(Entries taken from a collection)
☆ ☆ ☆ ☆ ☆

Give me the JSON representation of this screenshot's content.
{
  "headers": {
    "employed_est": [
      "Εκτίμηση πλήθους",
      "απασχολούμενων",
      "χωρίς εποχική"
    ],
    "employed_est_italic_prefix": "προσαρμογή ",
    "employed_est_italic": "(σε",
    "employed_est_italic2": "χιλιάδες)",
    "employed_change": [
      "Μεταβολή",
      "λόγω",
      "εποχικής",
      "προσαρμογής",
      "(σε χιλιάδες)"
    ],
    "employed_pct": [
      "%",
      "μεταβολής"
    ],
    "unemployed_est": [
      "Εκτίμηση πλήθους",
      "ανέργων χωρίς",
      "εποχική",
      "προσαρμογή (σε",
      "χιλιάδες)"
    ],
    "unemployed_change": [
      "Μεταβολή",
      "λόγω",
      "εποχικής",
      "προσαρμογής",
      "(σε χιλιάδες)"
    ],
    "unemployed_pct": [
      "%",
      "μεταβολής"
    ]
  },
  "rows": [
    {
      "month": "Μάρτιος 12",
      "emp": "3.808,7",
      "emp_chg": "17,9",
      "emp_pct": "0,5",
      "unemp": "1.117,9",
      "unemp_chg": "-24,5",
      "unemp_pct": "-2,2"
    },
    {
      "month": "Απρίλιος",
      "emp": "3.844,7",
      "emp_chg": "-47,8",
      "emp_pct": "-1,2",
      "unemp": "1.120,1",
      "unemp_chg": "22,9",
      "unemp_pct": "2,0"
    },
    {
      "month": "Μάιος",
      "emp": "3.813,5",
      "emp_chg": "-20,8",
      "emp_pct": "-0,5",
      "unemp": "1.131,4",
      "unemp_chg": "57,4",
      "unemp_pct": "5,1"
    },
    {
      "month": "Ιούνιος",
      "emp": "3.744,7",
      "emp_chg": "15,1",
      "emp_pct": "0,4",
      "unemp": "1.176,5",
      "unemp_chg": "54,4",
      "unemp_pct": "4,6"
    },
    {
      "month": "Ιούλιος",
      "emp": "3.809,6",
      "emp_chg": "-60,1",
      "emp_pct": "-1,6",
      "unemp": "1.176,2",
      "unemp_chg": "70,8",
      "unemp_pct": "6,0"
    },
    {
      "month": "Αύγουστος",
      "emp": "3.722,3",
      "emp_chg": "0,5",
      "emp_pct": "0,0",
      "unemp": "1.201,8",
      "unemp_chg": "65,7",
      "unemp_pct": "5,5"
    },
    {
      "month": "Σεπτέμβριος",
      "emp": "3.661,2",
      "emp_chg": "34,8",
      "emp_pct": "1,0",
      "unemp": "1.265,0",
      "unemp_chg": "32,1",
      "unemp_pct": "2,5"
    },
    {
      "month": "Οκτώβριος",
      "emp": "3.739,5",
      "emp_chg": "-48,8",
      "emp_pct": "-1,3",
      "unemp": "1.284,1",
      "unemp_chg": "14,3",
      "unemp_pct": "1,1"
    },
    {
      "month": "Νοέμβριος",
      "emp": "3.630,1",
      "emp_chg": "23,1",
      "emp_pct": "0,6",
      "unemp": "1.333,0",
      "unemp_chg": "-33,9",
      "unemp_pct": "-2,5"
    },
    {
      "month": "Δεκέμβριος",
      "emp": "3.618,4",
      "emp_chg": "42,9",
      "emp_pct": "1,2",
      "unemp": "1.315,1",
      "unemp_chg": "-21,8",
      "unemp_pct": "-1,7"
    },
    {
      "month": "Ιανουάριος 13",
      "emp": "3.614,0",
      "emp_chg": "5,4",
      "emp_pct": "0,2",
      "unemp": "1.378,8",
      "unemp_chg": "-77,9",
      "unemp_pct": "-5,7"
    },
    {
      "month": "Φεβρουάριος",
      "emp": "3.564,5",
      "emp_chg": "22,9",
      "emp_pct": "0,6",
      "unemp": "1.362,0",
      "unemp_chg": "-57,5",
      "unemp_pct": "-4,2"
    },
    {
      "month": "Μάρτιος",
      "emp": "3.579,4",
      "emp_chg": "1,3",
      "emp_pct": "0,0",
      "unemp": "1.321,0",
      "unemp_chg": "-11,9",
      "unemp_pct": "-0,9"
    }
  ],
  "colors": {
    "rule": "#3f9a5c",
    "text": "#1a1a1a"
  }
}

☆ ☆ ☆ ☆ ☆

Required work: Set down each entry again, unchanged.

Solution for this task:
Give me the JSON representation of this screenshot's content.
{
  "headers": {
    "employed_est": [
      "Εκτίμηση πλήθους",
      "απασχολούμενων",
      "χωρίς εποχική"
    ],
    "employed_est_italic_prefix": "προσαρμογή ",
    "employed_est_italic": "(σε",
    "employed_est_italic2": "χιλιάδες)",
    "employed_change": [
      "Μεταβολή",
      "λόγω",
      "εποχικής",
      "προσαρμογής",
      "(σε χιλιάδες)"
    ],
    "employed_pct": [
      "%",
      "μεταβολής"
    ],
    "unemployed_est": [
      "Εκτίμηση πλήθους",
      "ανέργων χωρίς",
      "εποχική",
      "προσαρμογή (σε",
      "χιλιάδες)"
    ],
    "unemployed_change": [
      "Μεταβολή",
      "λόγω",
      "εποχικής",
      "προσαρμογής",
      "(σε χιλιάδες)"
    ],
    "unemployed_pct": [
      "%",
      "μεταβολής"
    ]
  },
  "rows": [
    {
      "month": "Μάρτιος 12",
      "emp": "3.808,7",
      "emp_chg": "17,9",
      "emp_pct": "0,5",
      "unemp": "1.117,9",
      "unemp_chg": "-24,5",
      "unemp_pct": "-2,2"
    },
    {
      "month": "Απρίλιος",
      "emp": "3.844,7",
      "emp_chg": "-47,8",
      "emp_pct": "-1,2",
      "unemp": "1.120,1",
      "unemp_chg": "22,9",
      "unemp_pct": "2,0"
    },
    {
      "month": "Μάιος",
      "emp": "3.813,5",
      "emp_chg": "-20,8",
      "emp_pct": "-0,5",
      "unemp": "1.131,4",
      "unemp_chg": "57,4",
      "unemp_pct": "5,1"
    },
    {
      "month": "Ιούνιος",
      "emp": "3.744,7",
      "emp_chg": "15,1",
      "emp_pct": "0,4",
      "unemp": "1.176,5",
      "unemp_chg": "54,4",
      "unemp_pct": "4,6"
    },
    {
      "month": "Ιούλιος",
      "emp": "3.809,6",
      "emp_chg": "-60,1",
      "emp_pct": "-1,6",
      "unemp": "1.176,2",
      "unemp_chg": "70,8",
      "unemp_pct": "6,0"
    },
    {
      "month": "Αύγουστος",
      "emp": "3.722,3",
      "emp_chg": "0,5",
      "emp_pct": "0,0",
      "unemp": "1.201,8",
      "unemp_chg": "65,7",
      "unemp_pct": "5,5"
    },
    {
      "month": "Σεπτέμβριος",
      "emp": "3.661,2",
      "emp_chg": "34,8",
      "emp_pct": "1,0",
      "unemp": "1.265,0",
      "unemp_chg": "32,1",
      "unemp_pct": "2,5"
    },
    {
      "month": "Οκτώβριος",
      "emp": "3.739,5",
      "emp_chg": "-48,8",
      "emp_pct": "-1,3",
      "unemp": "1.284,1",
      "unemp_chg": "14,3",
      "unemp_pct": "1,1"
    },
    {
      "month": "Νοέμβριος",
      "emp": "3.630,1",
      "emp_chg": "23,1",
      "emp_pct": "0,6",
      "unemp": "1.333,0",
      "unemp_chg": "-33,9",
      "unemp_pct": "-2,5"
    },
    {
      "month": "Δεκέμβριος",
      "emp": "3.618,4",
      "emp_chg": "42,9",
      "emp_pct": "1,2",
      "unemp": "1.315,1",
      "unemp_chg": "-21,8",
      "unemp_pct": "-1,7"
    },
    {
      "month": "Ιανουάριος 13",
      "emp": "3.614,0",
      "emp_chg": "5,4",
      "emp_pct": "0,2",
      "unemp": "1.378,8",
      "unemp_chg": "-77,9",
      "unemp_pct": "-5,7"
    },
    {
      "month": "Φεβρουάριος",
      "emp": "3.564,5",
      "emp_chg": "22,9",
      "emp_pct": "0,6",
      "unemp": "1.362,0",
      "unemp_chg": "-57,5",
      "unemp_pct": "-4,2"
    },
    {
      "month": "Μάρτιος",
      "emp": "3.579,4",
      "emp_chg": "1,3",
      "emp_pct": "0,0",
      "unemp": "1.321,0",
      "unemp_chg": "-11,9",
      "unemp_pct": "-0,9"
    }
  ],
  "colors": {
    "rule": "#3f9a5c",
    "text": "#1a1a1a"
  }
}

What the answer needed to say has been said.